This is a gamer’s blog. It is also a movie lover’s blog, a writer’s blog, a student’s blog, a culture watcher’s blog, and perhaps even critical theory dabbler’s blog. But before anything else, it is certainly a gamer’s blog.

I used to go over to friends’ houses with the express intent of watching them play video games. Consoles were anathema in my house, for whatever reason, and the brief encounters I’d had with gaming were enough to convince me that my parents’ anti-Sega/Nintendo/Sony edicts were misguided at best. My friend Matt was the first person I knew who had the new Playstation. At his house I would watch for literally hours as he played through CoolBoarders, waiting for him to graciously hand his single controller over to me for just one run. 

Another friend, Alex, had an older console at his house: the SNES. His technology was less impressive, but at least we played together, and thus, I played at all. We usually horsed around with MarioKart. It was fun, and we didn’t need any kind of trumped-up narrative to convince us that video games were some kind of important cultural artifact. Imagining some kind of metaphorical gravitas were attached to Yoshi’s twitchily responsive go-kart would have seemed like nothing more than perverse absurdity to Alex and me. We were kids and it was just a game.

The question I want to ask now is, are we still kids and are the things we’re playing still just games? What would it mean for Halo LAN parties to be more than just a bunch of friends getting together to blow off steam? On some level, I think most of us understand at a very basic level that the way we use our imaginations matter. We know, instinctively almost, that the kinds of games we like to play say a little something about ourselves. But what do those games say about us? How do those games mark out the binaries that create our own ideas of possibility?

════════════════

• **Activity 1**:
Answer these questions about the gaming blog post:
(a) Before anything else, what kind of blog does the post say it is?
(b) Which console did Matt have?
(c) Which game did the writer and Alex usually play?
• **Activity 2**: Continue the gaming blog post, picking up right after its final sentence.
The listing has nothing to do with this work.

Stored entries

════════════════

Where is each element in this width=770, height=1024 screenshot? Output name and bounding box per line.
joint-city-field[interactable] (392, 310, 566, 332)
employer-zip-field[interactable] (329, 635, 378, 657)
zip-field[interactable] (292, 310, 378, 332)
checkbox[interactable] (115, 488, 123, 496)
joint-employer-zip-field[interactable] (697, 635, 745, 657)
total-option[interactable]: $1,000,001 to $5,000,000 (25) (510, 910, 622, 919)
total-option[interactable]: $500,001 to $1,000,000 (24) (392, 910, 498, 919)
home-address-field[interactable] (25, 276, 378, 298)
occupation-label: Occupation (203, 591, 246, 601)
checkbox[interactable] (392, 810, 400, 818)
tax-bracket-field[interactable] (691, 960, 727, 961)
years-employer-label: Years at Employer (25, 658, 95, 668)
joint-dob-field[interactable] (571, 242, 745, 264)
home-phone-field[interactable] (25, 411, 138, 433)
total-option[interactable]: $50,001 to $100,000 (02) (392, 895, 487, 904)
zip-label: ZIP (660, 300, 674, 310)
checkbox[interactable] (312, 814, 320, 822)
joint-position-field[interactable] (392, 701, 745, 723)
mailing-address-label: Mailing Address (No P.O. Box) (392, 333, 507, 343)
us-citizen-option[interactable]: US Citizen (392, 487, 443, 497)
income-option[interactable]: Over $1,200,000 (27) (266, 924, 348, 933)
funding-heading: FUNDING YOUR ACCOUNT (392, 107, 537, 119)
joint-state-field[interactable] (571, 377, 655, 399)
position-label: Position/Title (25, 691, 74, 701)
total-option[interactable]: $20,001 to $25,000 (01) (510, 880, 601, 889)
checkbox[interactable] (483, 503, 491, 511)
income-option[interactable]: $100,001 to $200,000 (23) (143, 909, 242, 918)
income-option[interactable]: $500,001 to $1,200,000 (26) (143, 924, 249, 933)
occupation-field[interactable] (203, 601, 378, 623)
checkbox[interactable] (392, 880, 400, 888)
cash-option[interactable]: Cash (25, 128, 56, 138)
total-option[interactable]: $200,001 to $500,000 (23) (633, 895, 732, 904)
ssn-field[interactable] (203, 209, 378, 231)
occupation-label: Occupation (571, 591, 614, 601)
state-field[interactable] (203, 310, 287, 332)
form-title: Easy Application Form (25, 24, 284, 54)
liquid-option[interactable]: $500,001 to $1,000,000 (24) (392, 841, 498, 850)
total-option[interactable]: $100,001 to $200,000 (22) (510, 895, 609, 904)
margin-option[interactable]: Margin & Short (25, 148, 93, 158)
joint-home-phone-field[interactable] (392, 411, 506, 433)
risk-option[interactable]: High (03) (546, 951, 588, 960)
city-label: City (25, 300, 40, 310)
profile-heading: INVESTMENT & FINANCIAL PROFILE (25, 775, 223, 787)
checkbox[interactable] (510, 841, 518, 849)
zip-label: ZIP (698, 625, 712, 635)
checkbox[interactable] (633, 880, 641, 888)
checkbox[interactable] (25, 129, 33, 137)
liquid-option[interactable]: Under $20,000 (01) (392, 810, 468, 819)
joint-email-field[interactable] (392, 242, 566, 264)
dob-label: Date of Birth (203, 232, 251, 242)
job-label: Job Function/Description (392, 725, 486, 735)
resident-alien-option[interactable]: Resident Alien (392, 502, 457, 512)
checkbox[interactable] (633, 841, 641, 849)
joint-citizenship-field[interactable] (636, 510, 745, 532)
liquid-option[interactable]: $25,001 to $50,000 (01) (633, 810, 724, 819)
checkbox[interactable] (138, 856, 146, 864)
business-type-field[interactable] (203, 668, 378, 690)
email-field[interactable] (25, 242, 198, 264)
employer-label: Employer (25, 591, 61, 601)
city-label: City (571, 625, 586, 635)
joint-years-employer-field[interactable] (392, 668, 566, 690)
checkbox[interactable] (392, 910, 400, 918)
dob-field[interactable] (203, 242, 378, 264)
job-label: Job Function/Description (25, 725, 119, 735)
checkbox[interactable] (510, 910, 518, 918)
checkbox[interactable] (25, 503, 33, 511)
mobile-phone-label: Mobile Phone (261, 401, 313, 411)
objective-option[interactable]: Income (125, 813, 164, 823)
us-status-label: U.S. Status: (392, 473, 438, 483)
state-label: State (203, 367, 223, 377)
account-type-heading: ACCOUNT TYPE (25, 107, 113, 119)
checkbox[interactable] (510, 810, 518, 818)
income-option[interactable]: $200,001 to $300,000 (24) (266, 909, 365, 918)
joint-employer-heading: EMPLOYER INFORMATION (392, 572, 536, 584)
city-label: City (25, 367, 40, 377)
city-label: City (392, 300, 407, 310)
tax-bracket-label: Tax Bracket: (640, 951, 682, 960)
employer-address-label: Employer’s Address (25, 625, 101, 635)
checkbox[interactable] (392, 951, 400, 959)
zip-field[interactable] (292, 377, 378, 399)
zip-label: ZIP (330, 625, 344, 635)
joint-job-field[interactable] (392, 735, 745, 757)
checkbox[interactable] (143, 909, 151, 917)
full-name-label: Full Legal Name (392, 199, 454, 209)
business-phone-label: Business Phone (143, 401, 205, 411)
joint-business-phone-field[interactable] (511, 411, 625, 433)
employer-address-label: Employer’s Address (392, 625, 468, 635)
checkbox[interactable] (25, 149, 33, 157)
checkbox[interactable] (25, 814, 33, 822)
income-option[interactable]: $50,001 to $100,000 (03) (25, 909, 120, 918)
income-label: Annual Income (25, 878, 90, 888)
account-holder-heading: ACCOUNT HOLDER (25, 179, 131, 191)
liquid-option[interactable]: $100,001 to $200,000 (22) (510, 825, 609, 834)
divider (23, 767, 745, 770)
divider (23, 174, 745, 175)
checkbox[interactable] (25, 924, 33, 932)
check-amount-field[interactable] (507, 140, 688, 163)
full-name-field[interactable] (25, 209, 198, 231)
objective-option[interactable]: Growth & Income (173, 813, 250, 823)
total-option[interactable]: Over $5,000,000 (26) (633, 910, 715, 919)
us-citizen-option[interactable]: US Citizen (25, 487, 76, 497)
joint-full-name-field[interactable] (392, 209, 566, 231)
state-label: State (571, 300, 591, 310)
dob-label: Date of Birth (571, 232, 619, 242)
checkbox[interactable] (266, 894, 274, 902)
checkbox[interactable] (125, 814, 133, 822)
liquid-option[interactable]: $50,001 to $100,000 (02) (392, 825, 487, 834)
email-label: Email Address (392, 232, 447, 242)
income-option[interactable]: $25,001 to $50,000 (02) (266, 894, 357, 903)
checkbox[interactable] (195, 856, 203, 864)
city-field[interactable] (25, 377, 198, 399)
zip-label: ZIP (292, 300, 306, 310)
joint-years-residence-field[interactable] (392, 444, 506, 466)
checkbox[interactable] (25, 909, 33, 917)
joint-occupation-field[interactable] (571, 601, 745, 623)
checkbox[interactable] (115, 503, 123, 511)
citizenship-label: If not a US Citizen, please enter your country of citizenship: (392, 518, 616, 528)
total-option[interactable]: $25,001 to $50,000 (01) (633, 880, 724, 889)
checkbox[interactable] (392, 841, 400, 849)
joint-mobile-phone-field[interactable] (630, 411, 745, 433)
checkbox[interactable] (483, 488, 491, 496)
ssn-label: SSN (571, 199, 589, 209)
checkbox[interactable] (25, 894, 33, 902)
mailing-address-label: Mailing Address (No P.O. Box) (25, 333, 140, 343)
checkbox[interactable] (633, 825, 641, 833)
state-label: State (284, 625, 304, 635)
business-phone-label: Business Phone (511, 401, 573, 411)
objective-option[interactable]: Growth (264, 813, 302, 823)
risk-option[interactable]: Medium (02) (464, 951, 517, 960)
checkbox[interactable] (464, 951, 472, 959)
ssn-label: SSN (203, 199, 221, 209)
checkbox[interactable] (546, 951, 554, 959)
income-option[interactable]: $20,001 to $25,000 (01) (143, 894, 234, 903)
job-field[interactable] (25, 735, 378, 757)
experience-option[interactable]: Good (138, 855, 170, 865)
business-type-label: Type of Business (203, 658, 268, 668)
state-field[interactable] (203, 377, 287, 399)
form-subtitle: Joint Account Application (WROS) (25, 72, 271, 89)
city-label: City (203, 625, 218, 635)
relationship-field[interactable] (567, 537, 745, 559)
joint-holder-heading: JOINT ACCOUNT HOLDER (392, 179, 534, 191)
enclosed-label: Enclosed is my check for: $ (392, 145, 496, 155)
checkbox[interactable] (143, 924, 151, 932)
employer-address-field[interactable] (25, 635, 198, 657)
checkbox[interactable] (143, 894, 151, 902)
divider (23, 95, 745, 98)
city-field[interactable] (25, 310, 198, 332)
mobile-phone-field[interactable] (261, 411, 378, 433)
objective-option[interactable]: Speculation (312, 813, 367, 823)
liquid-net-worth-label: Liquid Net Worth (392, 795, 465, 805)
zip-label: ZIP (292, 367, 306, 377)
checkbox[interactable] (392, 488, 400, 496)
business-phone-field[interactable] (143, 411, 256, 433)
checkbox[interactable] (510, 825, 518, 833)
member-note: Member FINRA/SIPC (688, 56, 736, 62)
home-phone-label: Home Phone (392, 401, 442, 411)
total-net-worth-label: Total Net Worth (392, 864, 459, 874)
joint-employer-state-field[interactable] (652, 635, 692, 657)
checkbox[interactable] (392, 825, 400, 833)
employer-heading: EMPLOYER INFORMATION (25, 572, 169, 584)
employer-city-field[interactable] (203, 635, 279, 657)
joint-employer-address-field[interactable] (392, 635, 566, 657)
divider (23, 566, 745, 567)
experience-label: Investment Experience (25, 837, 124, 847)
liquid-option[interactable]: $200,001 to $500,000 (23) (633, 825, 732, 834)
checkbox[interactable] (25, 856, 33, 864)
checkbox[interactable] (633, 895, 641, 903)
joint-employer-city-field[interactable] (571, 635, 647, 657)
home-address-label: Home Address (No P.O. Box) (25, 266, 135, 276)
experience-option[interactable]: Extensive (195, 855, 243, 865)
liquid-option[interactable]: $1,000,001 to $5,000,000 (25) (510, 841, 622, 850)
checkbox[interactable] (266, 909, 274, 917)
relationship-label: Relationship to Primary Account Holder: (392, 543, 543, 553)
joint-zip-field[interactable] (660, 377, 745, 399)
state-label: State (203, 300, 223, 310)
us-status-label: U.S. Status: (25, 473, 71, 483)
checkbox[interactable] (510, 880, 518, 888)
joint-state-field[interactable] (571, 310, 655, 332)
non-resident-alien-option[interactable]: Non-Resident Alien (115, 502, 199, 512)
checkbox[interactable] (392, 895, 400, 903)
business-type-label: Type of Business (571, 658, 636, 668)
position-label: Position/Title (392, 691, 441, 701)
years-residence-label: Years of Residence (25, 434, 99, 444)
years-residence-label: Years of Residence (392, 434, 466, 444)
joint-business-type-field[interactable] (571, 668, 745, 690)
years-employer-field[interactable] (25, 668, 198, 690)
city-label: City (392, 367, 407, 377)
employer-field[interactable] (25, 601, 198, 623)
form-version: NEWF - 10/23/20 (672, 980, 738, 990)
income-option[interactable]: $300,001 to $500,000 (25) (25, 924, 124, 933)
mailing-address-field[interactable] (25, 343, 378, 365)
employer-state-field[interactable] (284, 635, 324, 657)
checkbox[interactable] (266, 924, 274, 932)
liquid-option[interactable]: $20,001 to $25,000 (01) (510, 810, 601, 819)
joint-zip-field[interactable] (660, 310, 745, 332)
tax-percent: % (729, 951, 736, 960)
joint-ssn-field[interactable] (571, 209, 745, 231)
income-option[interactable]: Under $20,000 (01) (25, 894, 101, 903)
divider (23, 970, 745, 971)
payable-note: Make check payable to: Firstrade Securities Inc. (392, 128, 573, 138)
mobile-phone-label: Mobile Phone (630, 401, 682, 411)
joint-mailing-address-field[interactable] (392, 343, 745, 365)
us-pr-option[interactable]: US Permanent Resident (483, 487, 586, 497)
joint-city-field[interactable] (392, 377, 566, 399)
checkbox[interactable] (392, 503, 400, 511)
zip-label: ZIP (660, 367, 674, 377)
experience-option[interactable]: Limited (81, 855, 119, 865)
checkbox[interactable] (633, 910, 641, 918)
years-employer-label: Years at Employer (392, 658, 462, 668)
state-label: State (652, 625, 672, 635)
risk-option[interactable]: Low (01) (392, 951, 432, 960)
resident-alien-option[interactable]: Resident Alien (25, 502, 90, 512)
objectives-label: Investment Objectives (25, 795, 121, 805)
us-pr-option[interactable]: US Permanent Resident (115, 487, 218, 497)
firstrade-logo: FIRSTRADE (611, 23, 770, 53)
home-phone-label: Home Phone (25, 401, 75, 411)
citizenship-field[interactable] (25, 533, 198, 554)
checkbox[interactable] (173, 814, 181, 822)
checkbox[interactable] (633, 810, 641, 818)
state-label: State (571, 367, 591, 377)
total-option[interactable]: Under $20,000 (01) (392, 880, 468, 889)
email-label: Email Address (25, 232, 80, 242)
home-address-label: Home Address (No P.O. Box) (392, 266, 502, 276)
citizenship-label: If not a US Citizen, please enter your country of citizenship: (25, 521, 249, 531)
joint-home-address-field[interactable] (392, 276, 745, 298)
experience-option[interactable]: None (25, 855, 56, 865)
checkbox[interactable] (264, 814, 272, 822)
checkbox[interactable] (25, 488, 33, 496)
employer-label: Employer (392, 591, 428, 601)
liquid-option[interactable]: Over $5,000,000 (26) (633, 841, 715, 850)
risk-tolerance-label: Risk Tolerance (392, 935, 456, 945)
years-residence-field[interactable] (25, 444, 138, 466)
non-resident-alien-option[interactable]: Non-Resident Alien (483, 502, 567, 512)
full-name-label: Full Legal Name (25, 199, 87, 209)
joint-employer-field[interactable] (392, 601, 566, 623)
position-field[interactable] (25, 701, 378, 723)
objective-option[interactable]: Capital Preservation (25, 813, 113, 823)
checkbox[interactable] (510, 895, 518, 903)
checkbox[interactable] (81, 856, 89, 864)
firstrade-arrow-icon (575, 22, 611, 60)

════════════════

• **Response box 1**:
(a) A gamer's blog.
(b) The new Playstation.
(c) MarioKart.

• **Response box 2**:
This is a gamer’s blog, made because I like to talk about games. This Christmas I received, for the first time in my life, a PS2. I have an Xbox 360, and I had its predecessor for a short while as well, but I’ve never owned a Sony game machine. Thus, I have up until this point, missed entirely out on some of the most lauded touchstones of gaming history: the Final Fantasy games, Metal Gear Solid, Grand Theft Auto, Shadow of the Colossus, etc, etc. I now have a stack of PS2 to play through and the need to do so in the context of dialogue. I want to play these games because I love playing games. I also want to play these games because I think they matter, and though there are more who agree with that sentiment than I had ever thought before, it seems the majority of us still believe that video games are only that: just games. Just: a word used to orient us between the two poles of cultural worth, important and waste of time. A word that keeps us from looking at the games we play as carrying social importance, formational power. A word that dismisses the politics of gaming by suggesting they don’t exist at all.

This might be something like a journal--thoughts on the games as I play through them. It may have a commentary feel to it, taking in what others are saying putting that up against my own experiences. Hopefully it will be a place for open discussion, ideas that mix with a general love for the craft of gaming. I believe that people learn best in community, and that’s what I most want to discover. This is a gamer’s blog. A place to learn together, playing in the binaries.